PROBLEM REQUIREMENTS - Leave out the images; return the rest of the data exactly.

======

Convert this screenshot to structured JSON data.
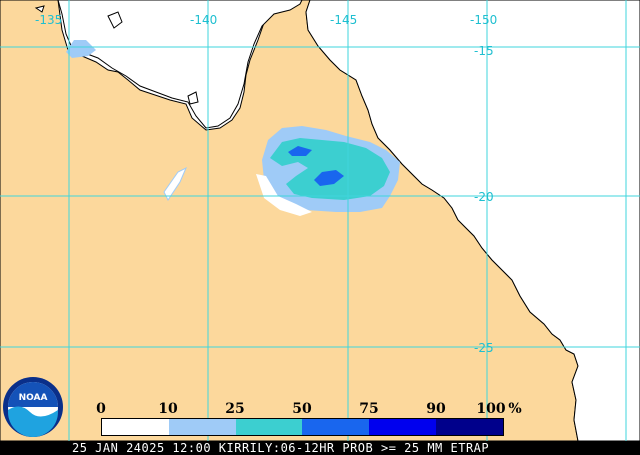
{
  "map": {
    "longitude_labels": [
      "-135",
      "-140",
      "-145",
      "-150"
    ],
    "latitude_labels": [
      "-15",
      "-20",
      "-25"
    ],
    "colors": {
      "land": "#fcd89c",
      "ocean": "#ffffff",
      "grid": "#3fd6dc",
      "coast": "#000000"
    }
  },
  "legend": {
    "labels": [
      "0",
      "10",
      "25",
      "50",
      "75",
      "90",
      "100",
      "%"
    ],
    "bins": [
      {
        "range": "0-10",
        "color": "#ffffff"
      },
      {
        "range": "10-25",
        "color": "#9fcbf7"
      },
      {
        "range": "25-50",
        "color": "#3ccfd0"
      },
      {
        "range": "50-75",
        "color": "#1966ee"
      },
      {
        "range": "75-90",
        "color": "#0000ee"
      },
      {
        "range": "90-100",
        "color": "#00008b"
      }
    ]
  },
  "footer": {
    "text": "25 JAN 24025 12:00 KIRRILY:06-12HR PROB >= 25 MM ETRAP"
  },
  "logo": {
    "text": "NOAA",
    "icon": "noaa-logo-icon"
  }
}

======

RESULT OF THIS TASK -
Convert this screenshot to structured JSON data.
{
  "map": {
    "longitude_labels": [
      "-135",
      "-140",
      "-145",
      "-150"
    ],
    "latitude_labels": [
      "-15",
      "-20",
      "-25"
    ],
    "colors": {
      "land": "#fcd89c",
      "ocean": "#ffffff",
      "grid": "#3fd6dc",
      "coast": "#000000"
    }
  },
  "legend": {
    "labels": [
      "0",
      "10",
      "25",
      "50",
      "75",
      "90",
      "100",
      "%"
    ],
    "bins": [
      {
        "range": "0-10",
        "color": "#ffffff"
      },
      {
        "range": "10-25",
        "color": "#9fcbf7"
      },
      {
        "range": "25-50",
        "color": "#3ccfd0"
      },
      {
        "range": "50-75",
        "color": "#1966ee"
      },
      {
        "range": "75-90",
        "color": "#0000ee"
      },
      {
        "range": "90-100",
        "color": "#00008b"
      }
    ]
  },
  "footer": {
    "text": "25 JAN 24025 12:00 KIRRILY:06-12HR PROB >= 25 MM ETRAP"
  },
  "logo": {
    "text": "NOAA",
    "icon": "noaa-logo-icon"
  }
}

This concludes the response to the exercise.